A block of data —

++++++++

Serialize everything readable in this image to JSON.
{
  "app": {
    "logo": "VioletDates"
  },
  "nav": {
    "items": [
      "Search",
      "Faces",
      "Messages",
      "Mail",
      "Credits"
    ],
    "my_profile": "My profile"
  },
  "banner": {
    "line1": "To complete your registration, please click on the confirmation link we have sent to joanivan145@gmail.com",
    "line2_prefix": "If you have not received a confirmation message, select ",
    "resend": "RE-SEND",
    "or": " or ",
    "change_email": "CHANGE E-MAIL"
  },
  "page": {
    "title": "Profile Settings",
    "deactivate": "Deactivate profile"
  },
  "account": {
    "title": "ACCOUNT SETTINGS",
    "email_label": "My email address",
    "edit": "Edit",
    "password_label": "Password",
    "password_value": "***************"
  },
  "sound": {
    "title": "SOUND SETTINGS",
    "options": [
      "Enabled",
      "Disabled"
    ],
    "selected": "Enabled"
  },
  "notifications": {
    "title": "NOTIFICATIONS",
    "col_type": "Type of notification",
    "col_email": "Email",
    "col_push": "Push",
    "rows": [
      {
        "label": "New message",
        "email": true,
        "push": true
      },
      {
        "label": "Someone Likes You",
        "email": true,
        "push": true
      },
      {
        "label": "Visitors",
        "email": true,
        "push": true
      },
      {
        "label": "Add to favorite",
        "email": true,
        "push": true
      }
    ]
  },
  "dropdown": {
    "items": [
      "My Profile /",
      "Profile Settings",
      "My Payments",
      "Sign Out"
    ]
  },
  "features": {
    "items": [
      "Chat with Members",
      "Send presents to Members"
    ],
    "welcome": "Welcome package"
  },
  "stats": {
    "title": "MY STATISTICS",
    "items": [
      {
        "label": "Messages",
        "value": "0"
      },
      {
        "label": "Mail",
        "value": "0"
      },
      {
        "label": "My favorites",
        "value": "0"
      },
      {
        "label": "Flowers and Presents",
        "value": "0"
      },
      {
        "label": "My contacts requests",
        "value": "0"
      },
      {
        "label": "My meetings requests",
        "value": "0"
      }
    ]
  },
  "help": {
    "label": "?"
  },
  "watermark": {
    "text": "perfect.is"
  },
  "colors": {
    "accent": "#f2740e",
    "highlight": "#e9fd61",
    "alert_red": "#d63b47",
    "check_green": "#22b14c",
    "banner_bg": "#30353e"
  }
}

++++++++

TASK — Retype the whole listing above exactly.

SOLVED EXERCISE —
Serialize everything readable in this image to JSON.
{
  "app": {
    "logo": "VioletDates"
  },
  "nav": {
    "items": [
      "Search",
      "Faces",
      "Messages",
      "Mail",
      "Credits"
    ],
    "my_profile": "My profile"
  },
  "banner": {
    "line1": "To complete your registration, please click on the confirmation link we have sent to joanivan145@gmail.com",
    "line2_prefix": "If you have not received a confirmation message, select ",
    "resend": "RE-SEND",
    "or": " or ",
    "change_email": "CHANGE E-MAIL"
  },
  "page": {
    "title": "Profile Settings",
    "deactivate": "Deactivate profile"
  },
  "account": {
    "title": "ACCOUNT SETTINGS",
    "email_label": "My email address",
    "edit": "Edit",
    "password_label": "Password",
    "password_value": "***************"
  },
  "sound": {
    "title": "SOUND SETTINGS",
    "options": [
      "Enabled",
      "Disabled"
    ],
    "selected": "Enabled"
  },
  "notifications": {
    "title": "NOTIFICATIONS",
    "col_type": "Type of notification",
    "col_email": "Email",
    "col_push": "Push",
    "rows": [
      {
        "label": "New message",
        "email": true,
        "push": true
      },
      {
        "label": "Someone Likes You",
        "email": true,
        "push": true
      },
      {
        "label": "Visitors",
        "email": true,
        "push": true
      },
      {
        "label": "Add to favorite",
        "email": true,
        "push": true
      }
    ]
  },
  "dropdown": {
    "items": [
      "My Profile /",
      "Profile Settings",
      "My Payments",
      "Sign Out"
    ]
  },
  "features": {
    "items": [
      "Chat with Members",
      "Send presents to Members"
    ],
    "welcome": "Welcome package"
  },
  "stats": {
    "title": "MY STATISTICS",
    "items": [
      {
        "label": "Messages",
        "value": "0"
      },
      {
        "label": "Mail",
        "value": "0"
      },
      {
        "label": "My favorites",
        "value": "0"
      },
      {
        "label": "Flowers and Presents",
        "value": "0"
      },
      {
        "label": "My contacts requests",
        "value": "0"
      },
      {
        "label": "My meetings requests",
        "value": "0"
      }
    ]
  },
  "help": {
    "label": "?"
  },
  "watermark": {
    "text": "perfect.is"
  },
  "colors": {
    "accent": "#f2740e",
    "highlight": "#e9fd61",
    "alert_red": "#d63b47",
    "check_green": "#22b14c",
    "banner_bg": "#30353e"
  }
}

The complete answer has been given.